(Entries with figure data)
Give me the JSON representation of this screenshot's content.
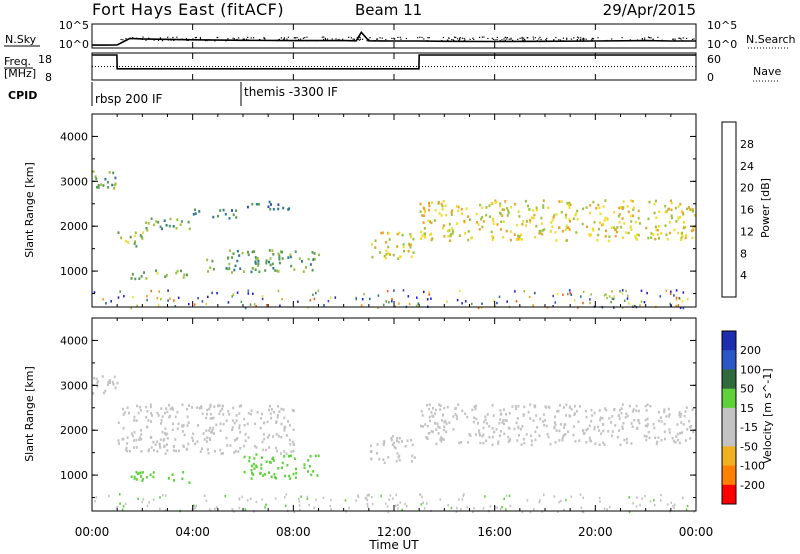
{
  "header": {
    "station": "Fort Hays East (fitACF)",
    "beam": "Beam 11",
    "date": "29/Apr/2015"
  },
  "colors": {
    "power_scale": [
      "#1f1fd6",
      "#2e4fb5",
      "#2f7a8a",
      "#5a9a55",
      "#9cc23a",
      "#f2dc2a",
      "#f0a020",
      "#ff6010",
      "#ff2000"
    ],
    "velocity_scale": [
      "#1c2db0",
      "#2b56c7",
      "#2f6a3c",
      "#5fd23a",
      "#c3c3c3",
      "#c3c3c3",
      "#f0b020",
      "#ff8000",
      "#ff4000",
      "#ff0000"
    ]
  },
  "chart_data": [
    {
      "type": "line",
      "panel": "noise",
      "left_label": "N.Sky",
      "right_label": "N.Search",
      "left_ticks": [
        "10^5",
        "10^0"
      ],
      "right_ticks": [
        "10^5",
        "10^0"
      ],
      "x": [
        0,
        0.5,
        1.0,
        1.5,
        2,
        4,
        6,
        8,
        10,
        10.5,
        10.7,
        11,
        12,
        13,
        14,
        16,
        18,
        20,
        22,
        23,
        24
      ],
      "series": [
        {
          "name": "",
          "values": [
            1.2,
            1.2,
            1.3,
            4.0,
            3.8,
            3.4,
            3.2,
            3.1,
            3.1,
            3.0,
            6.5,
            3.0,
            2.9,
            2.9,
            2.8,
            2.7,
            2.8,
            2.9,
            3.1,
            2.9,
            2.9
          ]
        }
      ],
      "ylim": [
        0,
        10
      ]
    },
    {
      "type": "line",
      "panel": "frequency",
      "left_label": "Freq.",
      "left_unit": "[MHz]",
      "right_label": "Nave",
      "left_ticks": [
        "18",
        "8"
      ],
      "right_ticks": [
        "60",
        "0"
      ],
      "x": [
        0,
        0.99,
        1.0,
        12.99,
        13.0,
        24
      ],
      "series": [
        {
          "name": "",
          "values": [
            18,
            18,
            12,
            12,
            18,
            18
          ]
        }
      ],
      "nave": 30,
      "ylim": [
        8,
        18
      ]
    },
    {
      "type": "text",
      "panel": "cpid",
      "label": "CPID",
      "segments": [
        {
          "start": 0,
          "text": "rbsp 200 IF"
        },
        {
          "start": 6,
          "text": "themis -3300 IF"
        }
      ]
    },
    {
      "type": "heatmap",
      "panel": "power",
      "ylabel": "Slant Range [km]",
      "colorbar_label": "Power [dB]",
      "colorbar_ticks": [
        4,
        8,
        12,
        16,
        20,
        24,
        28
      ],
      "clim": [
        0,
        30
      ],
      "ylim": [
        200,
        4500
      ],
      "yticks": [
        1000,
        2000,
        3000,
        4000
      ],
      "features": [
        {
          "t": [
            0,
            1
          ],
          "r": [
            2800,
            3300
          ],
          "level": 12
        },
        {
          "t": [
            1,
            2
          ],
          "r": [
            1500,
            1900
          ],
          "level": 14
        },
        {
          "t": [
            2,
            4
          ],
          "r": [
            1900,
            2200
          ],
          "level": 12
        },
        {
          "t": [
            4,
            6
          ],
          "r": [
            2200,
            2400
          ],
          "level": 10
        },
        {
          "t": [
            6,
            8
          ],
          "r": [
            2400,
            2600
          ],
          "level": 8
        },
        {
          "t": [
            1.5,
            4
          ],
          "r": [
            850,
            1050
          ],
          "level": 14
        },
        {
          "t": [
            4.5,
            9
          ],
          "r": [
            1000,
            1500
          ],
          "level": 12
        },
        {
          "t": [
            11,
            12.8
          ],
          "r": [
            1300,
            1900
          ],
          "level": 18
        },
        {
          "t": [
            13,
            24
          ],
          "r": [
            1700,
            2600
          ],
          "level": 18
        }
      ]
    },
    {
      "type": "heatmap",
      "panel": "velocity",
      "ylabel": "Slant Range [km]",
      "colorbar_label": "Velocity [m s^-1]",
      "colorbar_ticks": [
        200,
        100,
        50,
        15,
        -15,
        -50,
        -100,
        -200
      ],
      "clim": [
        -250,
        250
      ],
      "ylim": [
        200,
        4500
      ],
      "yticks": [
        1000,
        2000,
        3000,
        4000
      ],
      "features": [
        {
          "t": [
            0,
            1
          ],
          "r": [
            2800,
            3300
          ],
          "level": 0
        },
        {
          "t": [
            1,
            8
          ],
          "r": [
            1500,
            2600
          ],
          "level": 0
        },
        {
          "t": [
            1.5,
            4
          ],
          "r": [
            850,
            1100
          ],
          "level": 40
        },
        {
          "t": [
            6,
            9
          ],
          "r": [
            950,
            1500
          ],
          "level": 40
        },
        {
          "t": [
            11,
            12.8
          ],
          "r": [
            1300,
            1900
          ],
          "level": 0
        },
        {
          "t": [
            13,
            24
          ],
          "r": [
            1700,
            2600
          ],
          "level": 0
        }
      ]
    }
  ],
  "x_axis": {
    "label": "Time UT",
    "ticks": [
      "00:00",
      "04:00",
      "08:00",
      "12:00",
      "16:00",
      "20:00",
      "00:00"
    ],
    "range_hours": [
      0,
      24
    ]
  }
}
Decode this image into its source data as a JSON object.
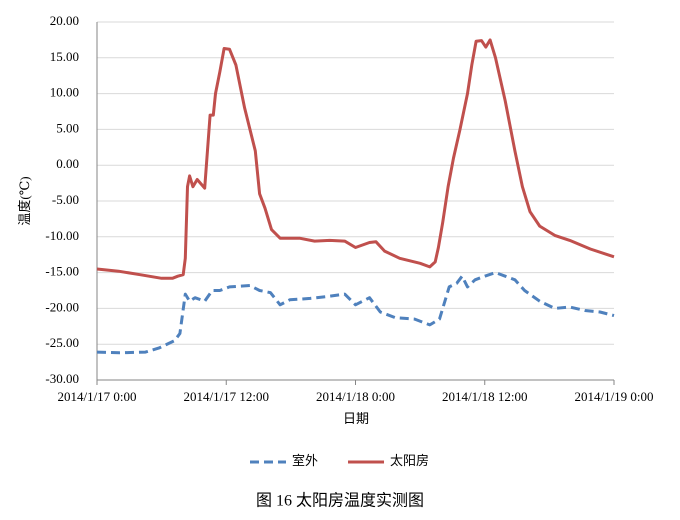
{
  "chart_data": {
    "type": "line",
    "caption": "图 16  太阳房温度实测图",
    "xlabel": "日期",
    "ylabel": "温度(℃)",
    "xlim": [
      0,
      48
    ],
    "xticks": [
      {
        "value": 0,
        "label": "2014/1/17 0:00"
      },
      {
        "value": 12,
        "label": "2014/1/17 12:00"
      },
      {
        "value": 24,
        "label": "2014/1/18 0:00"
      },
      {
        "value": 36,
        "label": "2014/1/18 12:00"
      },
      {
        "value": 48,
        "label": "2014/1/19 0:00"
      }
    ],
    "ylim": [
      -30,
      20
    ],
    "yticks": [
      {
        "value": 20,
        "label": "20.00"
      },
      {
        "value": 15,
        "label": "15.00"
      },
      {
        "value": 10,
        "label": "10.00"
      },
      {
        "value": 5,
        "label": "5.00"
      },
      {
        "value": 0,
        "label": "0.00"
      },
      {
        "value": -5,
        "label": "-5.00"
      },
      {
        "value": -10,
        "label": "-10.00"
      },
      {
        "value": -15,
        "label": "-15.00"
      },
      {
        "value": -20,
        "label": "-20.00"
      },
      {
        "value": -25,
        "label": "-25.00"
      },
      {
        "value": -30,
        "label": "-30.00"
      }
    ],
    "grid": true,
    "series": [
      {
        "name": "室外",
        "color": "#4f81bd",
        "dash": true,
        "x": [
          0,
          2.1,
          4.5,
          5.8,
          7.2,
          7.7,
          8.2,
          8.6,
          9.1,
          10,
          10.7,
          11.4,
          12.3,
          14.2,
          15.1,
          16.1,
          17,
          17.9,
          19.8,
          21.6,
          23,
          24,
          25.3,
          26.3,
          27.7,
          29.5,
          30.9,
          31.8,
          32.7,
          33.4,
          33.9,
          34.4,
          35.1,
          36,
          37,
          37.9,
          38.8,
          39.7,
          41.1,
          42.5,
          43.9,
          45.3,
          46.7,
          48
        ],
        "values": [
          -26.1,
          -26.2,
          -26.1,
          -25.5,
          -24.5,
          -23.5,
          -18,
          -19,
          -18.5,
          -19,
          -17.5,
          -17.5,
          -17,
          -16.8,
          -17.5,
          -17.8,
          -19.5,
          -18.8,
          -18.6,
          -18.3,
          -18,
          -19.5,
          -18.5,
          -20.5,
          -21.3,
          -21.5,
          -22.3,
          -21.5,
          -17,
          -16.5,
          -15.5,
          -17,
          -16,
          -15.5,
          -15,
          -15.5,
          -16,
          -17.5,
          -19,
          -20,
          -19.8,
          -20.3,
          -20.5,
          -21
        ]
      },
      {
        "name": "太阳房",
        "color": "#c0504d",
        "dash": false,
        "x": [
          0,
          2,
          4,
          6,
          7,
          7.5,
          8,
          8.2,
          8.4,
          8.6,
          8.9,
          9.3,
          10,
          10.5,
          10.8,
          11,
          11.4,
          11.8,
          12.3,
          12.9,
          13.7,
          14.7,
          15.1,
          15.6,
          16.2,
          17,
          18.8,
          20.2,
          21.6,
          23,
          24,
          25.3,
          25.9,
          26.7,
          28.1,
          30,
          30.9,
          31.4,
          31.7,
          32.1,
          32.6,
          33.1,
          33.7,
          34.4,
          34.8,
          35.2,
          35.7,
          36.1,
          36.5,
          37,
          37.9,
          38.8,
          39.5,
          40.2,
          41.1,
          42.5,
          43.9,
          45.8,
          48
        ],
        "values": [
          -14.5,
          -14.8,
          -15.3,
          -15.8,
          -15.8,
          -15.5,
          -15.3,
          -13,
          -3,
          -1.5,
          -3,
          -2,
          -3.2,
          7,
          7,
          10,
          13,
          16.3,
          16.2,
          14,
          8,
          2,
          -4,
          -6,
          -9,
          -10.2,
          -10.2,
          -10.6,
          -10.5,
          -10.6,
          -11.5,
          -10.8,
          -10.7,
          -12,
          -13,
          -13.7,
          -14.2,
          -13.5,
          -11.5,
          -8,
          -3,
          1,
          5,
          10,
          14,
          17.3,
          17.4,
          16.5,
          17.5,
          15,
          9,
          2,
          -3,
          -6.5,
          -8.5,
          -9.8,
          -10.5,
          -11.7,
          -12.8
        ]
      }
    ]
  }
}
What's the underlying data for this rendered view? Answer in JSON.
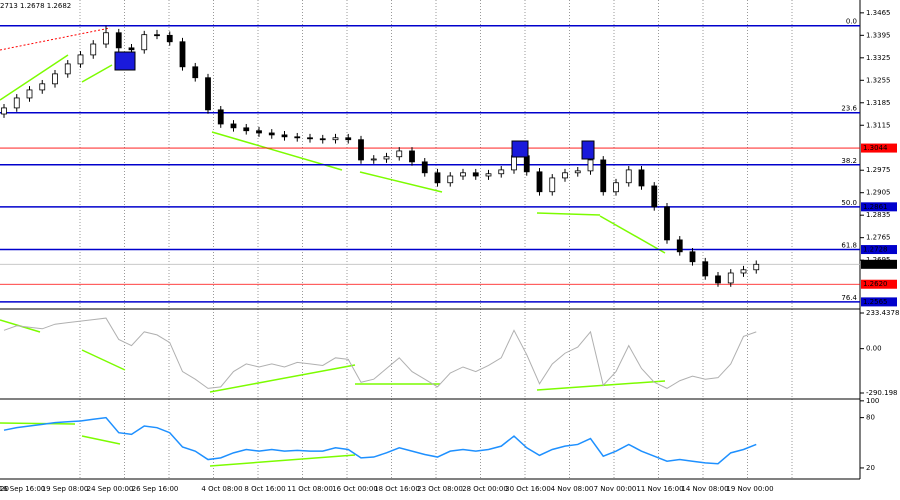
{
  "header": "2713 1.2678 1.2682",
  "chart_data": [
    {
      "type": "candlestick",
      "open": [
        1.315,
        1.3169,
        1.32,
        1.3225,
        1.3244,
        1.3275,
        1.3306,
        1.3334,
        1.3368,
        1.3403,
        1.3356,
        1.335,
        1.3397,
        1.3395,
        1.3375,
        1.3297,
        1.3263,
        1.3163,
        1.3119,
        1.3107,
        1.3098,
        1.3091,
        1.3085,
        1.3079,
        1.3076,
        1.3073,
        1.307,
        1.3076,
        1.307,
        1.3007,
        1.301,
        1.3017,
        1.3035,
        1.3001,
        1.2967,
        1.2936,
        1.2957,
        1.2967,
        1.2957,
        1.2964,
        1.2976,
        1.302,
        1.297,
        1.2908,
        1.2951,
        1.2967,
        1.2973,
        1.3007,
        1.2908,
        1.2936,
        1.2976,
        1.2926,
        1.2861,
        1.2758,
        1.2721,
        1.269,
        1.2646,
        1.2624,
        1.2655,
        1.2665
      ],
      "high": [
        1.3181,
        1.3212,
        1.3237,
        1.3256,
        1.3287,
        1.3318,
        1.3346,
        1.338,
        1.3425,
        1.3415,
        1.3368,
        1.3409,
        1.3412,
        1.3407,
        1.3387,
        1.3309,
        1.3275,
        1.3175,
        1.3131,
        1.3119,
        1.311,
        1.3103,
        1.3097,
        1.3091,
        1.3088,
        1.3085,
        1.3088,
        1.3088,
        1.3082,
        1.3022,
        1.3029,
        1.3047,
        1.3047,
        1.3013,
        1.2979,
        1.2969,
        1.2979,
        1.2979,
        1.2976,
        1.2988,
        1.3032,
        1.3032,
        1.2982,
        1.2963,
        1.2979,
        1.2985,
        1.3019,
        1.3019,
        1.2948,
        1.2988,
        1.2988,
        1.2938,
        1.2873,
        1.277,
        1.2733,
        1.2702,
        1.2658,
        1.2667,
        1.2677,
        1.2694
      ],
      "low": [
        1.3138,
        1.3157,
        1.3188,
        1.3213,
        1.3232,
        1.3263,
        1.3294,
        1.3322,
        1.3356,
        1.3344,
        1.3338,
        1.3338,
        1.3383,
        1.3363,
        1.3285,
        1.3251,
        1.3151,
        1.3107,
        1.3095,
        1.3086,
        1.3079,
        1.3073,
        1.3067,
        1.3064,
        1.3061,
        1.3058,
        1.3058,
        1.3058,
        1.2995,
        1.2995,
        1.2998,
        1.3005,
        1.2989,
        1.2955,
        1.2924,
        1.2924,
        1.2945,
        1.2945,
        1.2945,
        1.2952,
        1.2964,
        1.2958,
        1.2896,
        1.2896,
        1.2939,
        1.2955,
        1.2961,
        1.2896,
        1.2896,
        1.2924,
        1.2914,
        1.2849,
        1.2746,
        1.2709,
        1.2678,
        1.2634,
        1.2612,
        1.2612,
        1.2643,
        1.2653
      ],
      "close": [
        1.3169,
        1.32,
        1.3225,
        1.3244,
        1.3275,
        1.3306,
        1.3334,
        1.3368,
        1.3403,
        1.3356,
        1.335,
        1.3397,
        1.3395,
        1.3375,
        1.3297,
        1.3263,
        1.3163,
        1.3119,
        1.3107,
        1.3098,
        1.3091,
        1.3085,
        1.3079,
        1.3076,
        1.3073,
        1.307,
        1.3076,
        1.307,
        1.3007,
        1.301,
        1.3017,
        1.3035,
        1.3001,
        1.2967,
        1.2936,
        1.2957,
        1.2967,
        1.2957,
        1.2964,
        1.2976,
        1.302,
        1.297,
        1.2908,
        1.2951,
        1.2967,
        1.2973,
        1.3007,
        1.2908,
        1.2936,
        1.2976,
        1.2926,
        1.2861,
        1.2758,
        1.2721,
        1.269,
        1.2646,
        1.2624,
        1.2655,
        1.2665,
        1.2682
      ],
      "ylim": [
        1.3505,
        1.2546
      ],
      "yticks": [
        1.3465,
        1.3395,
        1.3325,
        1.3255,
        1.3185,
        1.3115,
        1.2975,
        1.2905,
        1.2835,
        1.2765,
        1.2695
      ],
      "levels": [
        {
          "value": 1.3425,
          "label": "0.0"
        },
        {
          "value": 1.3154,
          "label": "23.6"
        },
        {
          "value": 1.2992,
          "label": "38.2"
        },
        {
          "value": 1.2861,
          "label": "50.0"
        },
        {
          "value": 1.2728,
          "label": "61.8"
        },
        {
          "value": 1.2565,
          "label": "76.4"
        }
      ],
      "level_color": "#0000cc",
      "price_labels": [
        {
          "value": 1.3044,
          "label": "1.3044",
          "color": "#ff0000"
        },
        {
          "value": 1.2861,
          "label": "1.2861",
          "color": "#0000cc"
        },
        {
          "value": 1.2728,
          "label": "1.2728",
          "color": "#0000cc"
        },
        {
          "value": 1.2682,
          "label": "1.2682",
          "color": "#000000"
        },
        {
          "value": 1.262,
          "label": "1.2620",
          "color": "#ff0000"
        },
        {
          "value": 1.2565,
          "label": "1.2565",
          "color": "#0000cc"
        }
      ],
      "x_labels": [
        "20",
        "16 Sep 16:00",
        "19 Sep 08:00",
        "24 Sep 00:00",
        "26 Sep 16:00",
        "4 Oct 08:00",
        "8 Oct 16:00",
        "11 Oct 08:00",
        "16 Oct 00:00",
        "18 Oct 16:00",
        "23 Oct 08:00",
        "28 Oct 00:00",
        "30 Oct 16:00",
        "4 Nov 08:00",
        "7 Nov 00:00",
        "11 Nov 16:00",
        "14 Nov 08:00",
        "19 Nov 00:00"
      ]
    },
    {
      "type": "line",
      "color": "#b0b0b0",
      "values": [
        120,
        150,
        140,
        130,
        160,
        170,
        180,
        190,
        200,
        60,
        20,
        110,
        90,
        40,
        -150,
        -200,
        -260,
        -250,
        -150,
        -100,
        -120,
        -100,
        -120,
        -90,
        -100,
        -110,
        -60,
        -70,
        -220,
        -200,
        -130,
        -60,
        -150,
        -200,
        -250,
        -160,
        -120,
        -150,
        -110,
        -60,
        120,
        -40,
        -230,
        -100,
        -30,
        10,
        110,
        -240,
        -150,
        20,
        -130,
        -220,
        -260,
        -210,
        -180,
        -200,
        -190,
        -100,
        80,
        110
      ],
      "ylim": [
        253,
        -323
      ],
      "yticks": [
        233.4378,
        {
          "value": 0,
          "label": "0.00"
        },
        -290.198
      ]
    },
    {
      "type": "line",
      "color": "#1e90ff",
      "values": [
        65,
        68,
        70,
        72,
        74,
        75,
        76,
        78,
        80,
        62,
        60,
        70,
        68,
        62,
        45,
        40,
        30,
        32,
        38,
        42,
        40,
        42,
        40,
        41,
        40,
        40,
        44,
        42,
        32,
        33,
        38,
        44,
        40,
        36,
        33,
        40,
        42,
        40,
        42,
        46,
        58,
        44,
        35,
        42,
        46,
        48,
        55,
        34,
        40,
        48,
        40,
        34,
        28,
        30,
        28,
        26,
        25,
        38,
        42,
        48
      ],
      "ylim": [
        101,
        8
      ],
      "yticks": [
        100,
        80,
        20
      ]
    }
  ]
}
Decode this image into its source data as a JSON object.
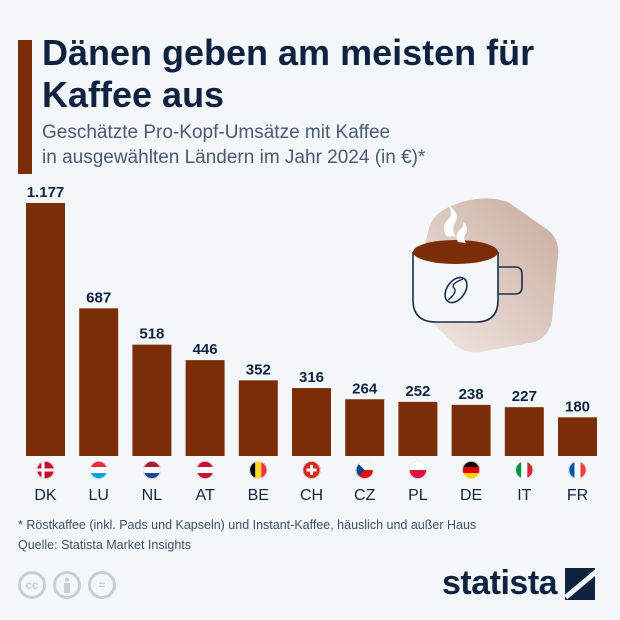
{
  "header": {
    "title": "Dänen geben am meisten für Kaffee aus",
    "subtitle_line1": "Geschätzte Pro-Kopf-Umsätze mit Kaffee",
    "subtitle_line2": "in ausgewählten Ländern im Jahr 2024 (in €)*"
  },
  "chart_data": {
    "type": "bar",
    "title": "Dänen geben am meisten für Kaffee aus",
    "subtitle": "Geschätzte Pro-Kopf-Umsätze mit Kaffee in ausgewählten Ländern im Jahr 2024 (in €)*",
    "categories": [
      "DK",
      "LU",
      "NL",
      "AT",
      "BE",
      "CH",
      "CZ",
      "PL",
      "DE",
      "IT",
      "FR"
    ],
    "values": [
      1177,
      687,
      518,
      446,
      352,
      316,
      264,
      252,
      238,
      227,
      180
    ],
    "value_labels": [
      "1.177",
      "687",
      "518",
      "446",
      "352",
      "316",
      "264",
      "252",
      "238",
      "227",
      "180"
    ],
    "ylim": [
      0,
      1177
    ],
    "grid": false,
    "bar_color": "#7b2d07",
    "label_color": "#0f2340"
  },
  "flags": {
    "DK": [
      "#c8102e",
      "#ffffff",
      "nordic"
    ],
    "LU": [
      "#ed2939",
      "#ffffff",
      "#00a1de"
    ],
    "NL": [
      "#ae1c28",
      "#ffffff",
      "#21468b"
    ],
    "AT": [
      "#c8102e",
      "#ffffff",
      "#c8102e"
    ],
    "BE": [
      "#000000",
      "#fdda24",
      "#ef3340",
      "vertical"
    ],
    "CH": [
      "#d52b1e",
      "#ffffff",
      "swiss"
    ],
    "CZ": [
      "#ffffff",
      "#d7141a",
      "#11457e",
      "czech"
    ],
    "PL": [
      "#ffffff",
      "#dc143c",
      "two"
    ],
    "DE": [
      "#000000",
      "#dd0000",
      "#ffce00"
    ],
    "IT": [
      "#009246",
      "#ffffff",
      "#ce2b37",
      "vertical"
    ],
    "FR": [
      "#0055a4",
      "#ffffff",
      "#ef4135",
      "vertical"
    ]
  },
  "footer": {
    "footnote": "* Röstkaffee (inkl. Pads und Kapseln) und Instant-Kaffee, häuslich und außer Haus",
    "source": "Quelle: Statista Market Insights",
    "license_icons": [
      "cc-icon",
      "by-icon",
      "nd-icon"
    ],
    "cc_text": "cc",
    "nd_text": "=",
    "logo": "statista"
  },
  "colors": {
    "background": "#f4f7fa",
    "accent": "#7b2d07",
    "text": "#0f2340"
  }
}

## Given request
Look through the records above and report how many lines hold the word "Umsätze", giving only the number.

## Answer to the task
2